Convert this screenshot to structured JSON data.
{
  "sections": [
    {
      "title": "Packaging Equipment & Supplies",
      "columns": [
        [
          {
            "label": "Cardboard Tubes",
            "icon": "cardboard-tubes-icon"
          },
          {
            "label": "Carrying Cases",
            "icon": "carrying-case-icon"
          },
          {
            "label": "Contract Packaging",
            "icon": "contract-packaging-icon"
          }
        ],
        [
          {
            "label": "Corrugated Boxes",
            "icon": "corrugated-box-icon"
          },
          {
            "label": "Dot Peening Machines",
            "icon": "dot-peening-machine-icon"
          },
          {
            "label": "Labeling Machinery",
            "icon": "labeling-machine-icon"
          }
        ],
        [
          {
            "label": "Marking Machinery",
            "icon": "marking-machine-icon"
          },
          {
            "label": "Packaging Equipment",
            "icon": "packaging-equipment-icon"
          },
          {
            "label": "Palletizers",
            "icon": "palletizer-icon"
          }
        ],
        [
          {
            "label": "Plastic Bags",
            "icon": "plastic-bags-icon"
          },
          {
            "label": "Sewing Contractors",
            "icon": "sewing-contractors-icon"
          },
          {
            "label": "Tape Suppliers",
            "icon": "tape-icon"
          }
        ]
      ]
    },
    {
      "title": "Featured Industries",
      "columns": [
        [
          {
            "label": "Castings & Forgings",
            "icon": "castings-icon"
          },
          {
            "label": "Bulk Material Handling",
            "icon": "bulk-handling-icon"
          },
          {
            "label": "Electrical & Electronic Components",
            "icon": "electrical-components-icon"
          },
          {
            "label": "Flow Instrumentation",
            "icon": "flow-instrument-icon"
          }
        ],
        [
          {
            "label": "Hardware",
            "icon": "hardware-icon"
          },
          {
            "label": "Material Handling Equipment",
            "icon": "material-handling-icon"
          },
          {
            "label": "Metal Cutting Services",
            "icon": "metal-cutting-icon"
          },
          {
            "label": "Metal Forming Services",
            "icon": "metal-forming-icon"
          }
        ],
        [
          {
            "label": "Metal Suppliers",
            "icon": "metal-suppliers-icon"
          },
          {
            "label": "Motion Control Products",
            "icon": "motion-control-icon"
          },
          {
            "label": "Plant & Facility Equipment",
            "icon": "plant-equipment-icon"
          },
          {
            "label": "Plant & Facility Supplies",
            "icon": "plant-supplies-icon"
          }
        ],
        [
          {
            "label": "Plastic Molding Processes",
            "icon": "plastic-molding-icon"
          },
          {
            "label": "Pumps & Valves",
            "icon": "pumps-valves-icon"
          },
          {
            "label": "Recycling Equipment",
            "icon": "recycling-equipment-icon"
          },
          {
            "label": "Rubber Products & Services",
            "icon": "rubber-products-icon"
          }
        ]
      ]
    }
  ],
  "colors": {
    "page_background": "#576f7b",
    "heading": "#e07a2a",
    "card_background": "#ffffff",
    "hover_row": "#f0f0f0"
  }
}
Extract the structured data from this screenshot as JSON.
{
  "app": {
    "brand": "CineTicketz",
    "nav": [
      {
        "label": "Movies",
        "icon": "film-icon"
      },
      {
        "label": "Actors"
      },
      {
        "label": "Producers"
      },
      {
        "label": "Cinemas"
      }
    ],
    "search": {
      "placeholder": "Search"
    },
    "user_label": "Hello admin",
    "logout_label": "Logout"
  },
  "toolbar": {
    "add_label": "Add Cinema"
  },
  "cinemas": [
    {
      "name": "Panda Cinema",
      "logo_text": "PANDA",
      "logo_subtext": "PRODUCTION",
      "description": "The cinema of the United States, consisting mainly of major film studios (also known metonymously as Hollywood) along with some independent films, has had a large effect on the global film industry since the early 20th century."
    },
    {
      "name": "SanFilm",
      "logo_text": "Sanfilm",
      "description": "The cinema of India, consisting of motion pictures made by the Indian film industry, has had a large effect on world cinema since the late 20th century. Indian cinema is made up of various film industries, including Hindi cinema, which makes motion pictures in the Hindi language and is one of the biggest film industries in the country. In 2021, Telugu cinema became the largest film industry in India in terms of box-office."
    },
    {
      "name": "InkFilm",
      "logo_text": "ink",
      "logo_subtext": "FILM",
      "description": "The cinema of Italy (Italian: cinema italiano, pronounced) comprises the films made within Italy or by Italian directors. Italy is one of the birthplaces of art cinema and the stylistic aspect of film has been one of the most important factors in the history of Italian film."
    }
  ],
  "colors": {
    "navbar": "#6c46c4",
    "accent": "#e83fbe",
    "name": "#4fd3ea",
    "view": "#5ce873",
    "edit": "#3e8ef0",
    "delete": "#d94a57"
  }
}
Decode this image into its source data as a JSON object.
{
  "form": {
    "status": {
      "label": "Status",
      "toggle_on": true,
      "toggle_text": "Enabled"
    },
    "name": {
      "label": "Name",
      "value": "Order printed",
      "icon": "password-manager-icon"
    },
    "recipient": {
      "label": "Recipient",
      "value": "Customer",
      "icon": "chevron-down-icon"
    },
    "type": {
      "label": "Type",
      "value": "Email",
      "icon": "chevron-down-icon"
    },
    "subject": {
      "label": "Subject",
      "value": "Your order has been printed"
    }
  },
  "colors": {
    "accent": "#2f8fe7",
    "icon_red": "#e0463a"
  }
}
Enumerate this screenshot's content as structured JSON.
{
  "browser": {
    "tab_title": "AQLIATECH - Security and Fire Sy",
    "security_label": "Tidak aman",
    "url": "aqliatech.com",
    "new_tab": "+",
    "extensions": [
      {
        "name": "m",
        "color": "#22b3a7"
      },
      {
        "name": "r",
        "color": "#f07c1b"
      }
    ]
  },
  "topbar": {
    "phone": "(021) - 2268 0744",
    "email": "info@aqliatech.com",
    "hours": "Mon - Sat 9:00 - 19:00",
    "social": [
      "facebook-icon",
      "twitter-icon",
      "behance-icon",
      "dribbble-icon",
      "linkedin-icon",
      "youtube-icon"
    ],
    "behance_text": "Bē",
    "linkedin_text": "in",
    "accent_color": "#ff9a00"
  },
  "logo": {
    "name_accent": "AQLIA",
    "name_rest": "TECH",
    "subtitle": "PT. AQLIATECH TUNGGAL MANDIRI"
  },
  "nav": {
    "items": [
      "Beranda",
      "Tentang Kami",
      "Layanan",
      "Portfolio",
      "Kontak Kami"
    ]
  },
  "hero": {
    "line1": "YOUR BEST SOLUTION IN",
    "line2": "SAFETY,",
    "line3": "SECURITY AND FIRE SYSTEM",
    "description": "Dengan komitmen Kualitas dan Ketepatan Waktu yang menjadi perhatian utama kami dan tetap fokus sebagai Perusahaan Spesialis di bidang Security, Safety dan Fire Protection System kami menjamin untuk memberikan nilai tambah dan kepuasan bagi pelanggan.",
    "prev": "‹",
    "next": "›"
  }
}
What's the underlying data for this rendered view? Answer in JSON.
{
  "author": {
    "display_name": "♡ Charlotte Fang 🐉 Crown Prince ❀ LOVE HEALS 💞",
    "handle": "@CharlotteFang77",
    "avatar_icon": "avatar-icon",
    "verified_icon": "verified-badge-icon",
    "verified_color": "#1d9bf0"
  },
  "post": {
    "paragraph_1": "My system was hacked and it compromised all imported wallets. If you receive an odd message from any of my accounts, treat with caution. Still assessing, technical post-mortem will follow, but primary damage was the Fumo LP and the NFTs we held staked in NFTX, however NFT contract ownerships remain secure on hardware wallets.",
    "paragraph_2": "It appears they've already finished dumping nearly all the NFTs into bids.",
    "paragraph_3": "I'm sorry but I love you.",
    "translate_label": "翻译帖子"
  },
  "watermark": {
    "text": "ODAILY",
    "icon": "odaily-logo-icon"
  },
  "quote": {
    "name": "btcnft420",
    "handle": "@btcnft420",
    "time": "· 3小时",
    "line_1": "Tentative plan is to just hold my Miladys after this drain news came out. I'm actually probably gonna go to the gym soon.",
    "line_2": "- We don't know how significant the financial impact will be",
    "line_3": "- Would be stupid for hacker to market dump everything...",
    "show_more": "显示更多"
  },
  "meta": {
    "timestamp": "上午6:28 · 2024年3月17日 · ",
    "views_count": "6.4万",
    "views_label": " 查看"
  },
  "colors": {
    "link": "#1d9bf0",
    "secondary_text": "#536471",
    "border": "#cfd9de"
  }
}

-----

AIM OF THE EXERCISE:
List the lines of the material in which the word "data" occurs.

SOLUTION FOR THIS TASK:
Convert this screenshot to structured JSON data.
Extract the structured data from this screenshot as JSON.
Decode this image into its source data as a JSON object.
What's the underlying data for this rendered view? Answer in JSON.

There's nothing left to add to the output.